> Records from a data source

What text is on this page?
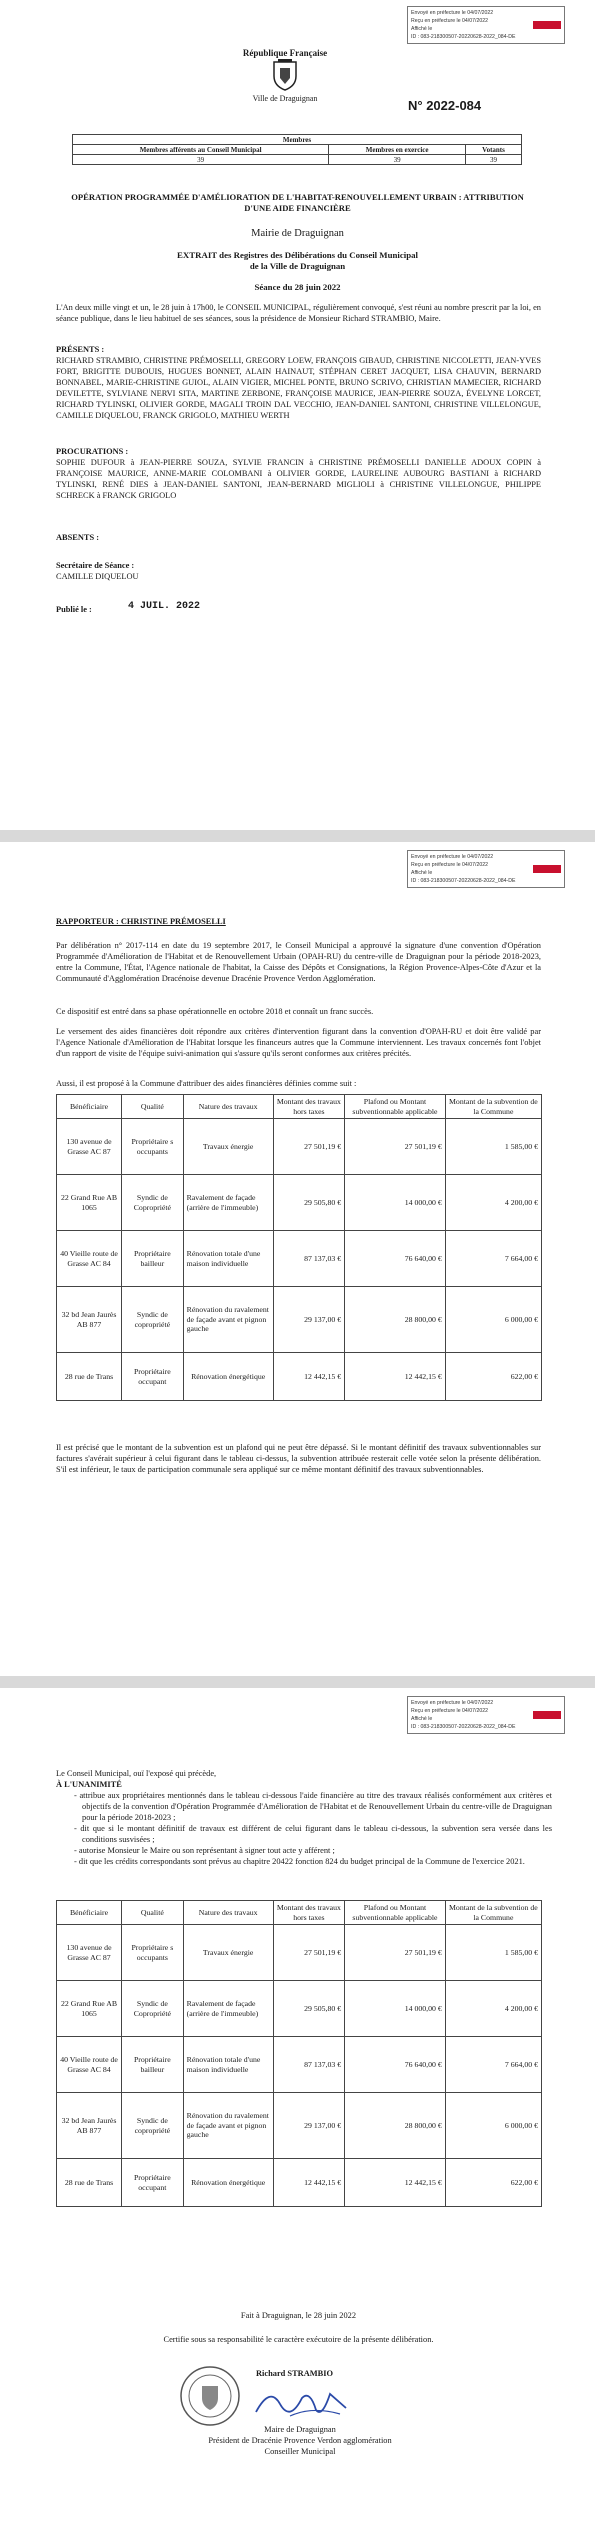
Envoyé en préfecture le 04/07/2022
Reçu en préfecture le 04/07/2022
Affiché le
ID : 083-218300507-20220628-2022_084-DE
République Française
Ville de Draguignan	N° 2022-084
Membres		
Membres afférents au Conseil Municipal	Membres en exercice	Votants
39	39	39
OPÉRATION PROGRAMMÉE D'AMÉLIORATION DE L'HABITAT-RENOUVELLEMENT URBAIN : ATTRIBUTION D'UNE AIDE FINANCIÈRE
Mairie de Draguignan
EXTRAIT des Registres des Délibérations du Conseil Municipal
de la Ville de Draguignan
Séance du 28 juin 2022
L'An deux mille vingt et un, le 28 juin à 17h00, le CONSEIL MUNICIPAL, régulièrement convoqué, s'est réuni au nombre prescrit par la loi, en séance publique, dans le lieu habituel de ses séances, sous la présidence de Monsieur Richard STRAMBIO, Maire.
PRÉSENTS :
RICHARD STRAMBIO, CHRISTINE PRÉMOSELLI, GREGORY LOEW, FRANÇOIS GIBAUD, CHRISTINE NICCOLETTI, JEAN-YVES FORT, BRIGITTE DUBOUIS, HUGUES BONNET, ALAIN HAINAUT, STÉPHAN CERET JACQUET, LISA CHAUVIN, BERNARD BONNABEL, MARIE-CHRISTINE GUIOL, ALAIN VIGIER, MICHEL PONTE, BRUNO SCRIVO, CHRISTIAN MAMECIER, RICHARD DEVILETTE, SYLVIANE NERVI SITA, MARTINE ZERBONE, FRANÇOISE MAURICE, JEAN-PIERRE SOUZA, ÉVELYNE LORCET, RICHARD TYLINSKI, OLIVIER GORDE, MAGALI TROIN DAL VECCHIO, JEAN-DANIEL SANTONI, CHRISTINE VILLELONGUE, CAMILLE DIQUELOU, FRANCK GRIGOLO, MATHIEU WERTH
PROCURATIONS :
SOPHIE DUFOUR à JEAN-PIERRE SOUZA, SYLVIE FRANCIN à CHRISTINE PRÉMOSELLI DANIELLE ADOUX COPIN à FRANÇOISE MAURICE, ANNE-MARIE COLOMBANI à OLIVIER GORDE, LAURELINE AUBOURG BASTIANI à RICHARD TYLINSKI, RENÉ DIES à JEAN-DANIEL SANTONI, JEAN-BERNARD MIGLIOLI à CHRISTINE VILLELONGUE, PHILIPPE SCHRECK à FRANCK GRIGOLO
ABSENTS :
Secrétaire de Séance :
CAMILLE DIQUELOU
Publié le :	4 JUIL. 2022
Envoyé en préfecture le 04/07/2022
Reçu en préfecture le 04/07/2022
Affiché le
ID : 083-218300507-20220628-2022_084-DE
RAPPORTEUR : CHRISTINE PRÉMOSELLI
Par délibération n° 2017-114 en date du 19 septembre 2017, le Conseil Municipal a approuvé la signature d'une convention d'Opération Programmée d'Amélioration de l'Habitat et de Renouvellement Urbain (OPAH-RU) du centre-ville de Draguignan pour la période 2018-2023, entre la Commune, l'État, l'Agence nationale de l'habitat, la Caisse des Dépôts et Consignations, la Région Provence-Alpes-Côte d'Azur et la Communauté d'Agglomération Dracénoise devenue Dracénie Provence Verdon Agglomération.
Ce dispositif est entré dans sa phase opérationnelle en octobre 2018 et connaît un franc succès.
Le versement des aides financières doit répondre aux critères d'intervention figurant dans la convention d'OPAH-RU et doit être validé par l'Agence Nationale d'Amélioration de l'Habitat lorsque les financeurs autres que la Commune interviennent. Les travaux concernés font l'objet d'un rapport de visite de l'équipe suivi-animation qui s'assure qu'ils seront conformes aux critères précités.
Aussi, il est proposé à la Commune d'attribuer des aides financières définies comme suit :
Bénéficiaire	Qualité	Nature des travaux	Montant des travaux hors taxes	Plafond ou Montant subventionnable applicable	Montant de la subvention de la Commune
130 avenue de Grasse AC 87	Propriétaire s occupants	Travaux énergie	27 501,19 €	27 501,19 €	1 585,00 €
22 Grand Rue AB 1065	Syndic de Copropriété	Ravalement de façade (arrière de l'immeuble)	29 505,80 €	14 000,00 €	4 200,00 €
40 Vieille route de Grasse AC 84	Propriétaire bailleur	Rénovation totale d'une maison individuelle	87 137,03 €	76 640,00 €	7 664,00 €
32 bd Jean Jaurès AB 877	Syndic de copropriété	Rénovation du ravalement de façade avant et pignon gauche	29 137,00 €	28 800,00 €	6 000,00 €
28 rue de Trans	Propriétaire occupant	Rénovation énergétique	12 442,15 €	12 442,15 €	622,00 €
Il est précisé que le montant de la subvention est un plafond qui ne peut être dépassé. Si le montant définitif des travaux subventionnables sur factures s'avérait supérieur à celui figurant dans le tableau ci-dessus, la subvention attribuée resterait celle votée selon la présente délibération. S'il est inférieur, le taux de participation communale sera appliqué sur ce même montant définitif des travaux subventionnables.
Envoyé en préfecture le 04/07/2022
Reçu en préfecture le 04/07/2022
Affiché le
ID : 083-218300507-20220628-2022_084-DE
Le Conseil Municipal, ouï l'exposé qui précède,
À L'UNANIMITÉ
- attribue aux propriétaires mentionnés dans le tableau ci-dessous l'aide financière au titre des travaux réalisés conformément aux critères et objectifs de la convention d'Opération Programmée d'Amélioration de l'Habitat et de Renouvellement Urbain du centre-ville de Draguignan pour la période 2018-2023 ;
- dit que si le montant définitif de travaux est différent de celui figurant dans le tableau ci-dessous, la subvention sera versée dans les conditions susvisées ;
- autorise Monsieur le Maire ou son représentant à signer tout acte y afférent ;
- dit que les crédits correspondants sont prévus au chapitre 20422 fonction 824 du budget principal de la Commune de l'exercice 2021.
Bénéficiaire	Qualité	Nature des travaux	Montant des travaux hors taxes	Plafond ou Montant subventionnable applicable	Montant de la subvention de la Commune
130 avenue de Grasse AC 87	Propriétaire s occupants	Travaux énergie	27 501,19 €	27 501,19 €	1 585,00 €
22 Grand Rue AB 1065	Syndic de Copropriété	Ravalement de façade (arrière de l'immeuble)	29 505,80 €	14 000,00 €	4 200,00 €
40 Vieille route de Grasse AC 84	Propriétaire bailleur	Rénovation totale d'une maison individuelle	87 137,03 €	76 640,00 €	7 664,00 €
32 bd Jean Jaurès AB 877	Syndic de copropriété	Rénovation du ravalement de façade avant et pignon gauche	29 137,00 €	28 800,00 €	6 000,00 €
28 rue de Trans	Propriétaire occupant	Rénovation énergétique	12 442,15 €	12 442,15 €	622,00 €
Fait à Draguignan, le 28 juin 2022
Certifie sous sa responsabilité le caractère exécutoire de la présente délibération.
Richard STRAMBIO
Maire de Draguignan
Président de Dracénie Provence Verdon agglomération
Conseiller Municipal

> Your task
Search the data for the word "Provence" and copy each line where it appears.

> Response below
Par délibération n° 2017-114 en date du 19 septembre 2017, le Conseil Municipal a approuvé la signature d'une convention d'Opération Programmée d'Amélioration de l'Habitat et de Renouvellement Urbain (OPAH-RU) du centre-ville de Draguignan pour la période 2018-2023, entre la Commune, l'État, l'Agence nationale de l'habitat, la Caisse des Dépôts et Consignations, la Région Provence-Alpes-Côte d'Azur et la Communauté d'Agglomération Dracénoise devenue Dracénie Provence Verdon Agglomération.
Président de Dracénie Provence Verdon agglomération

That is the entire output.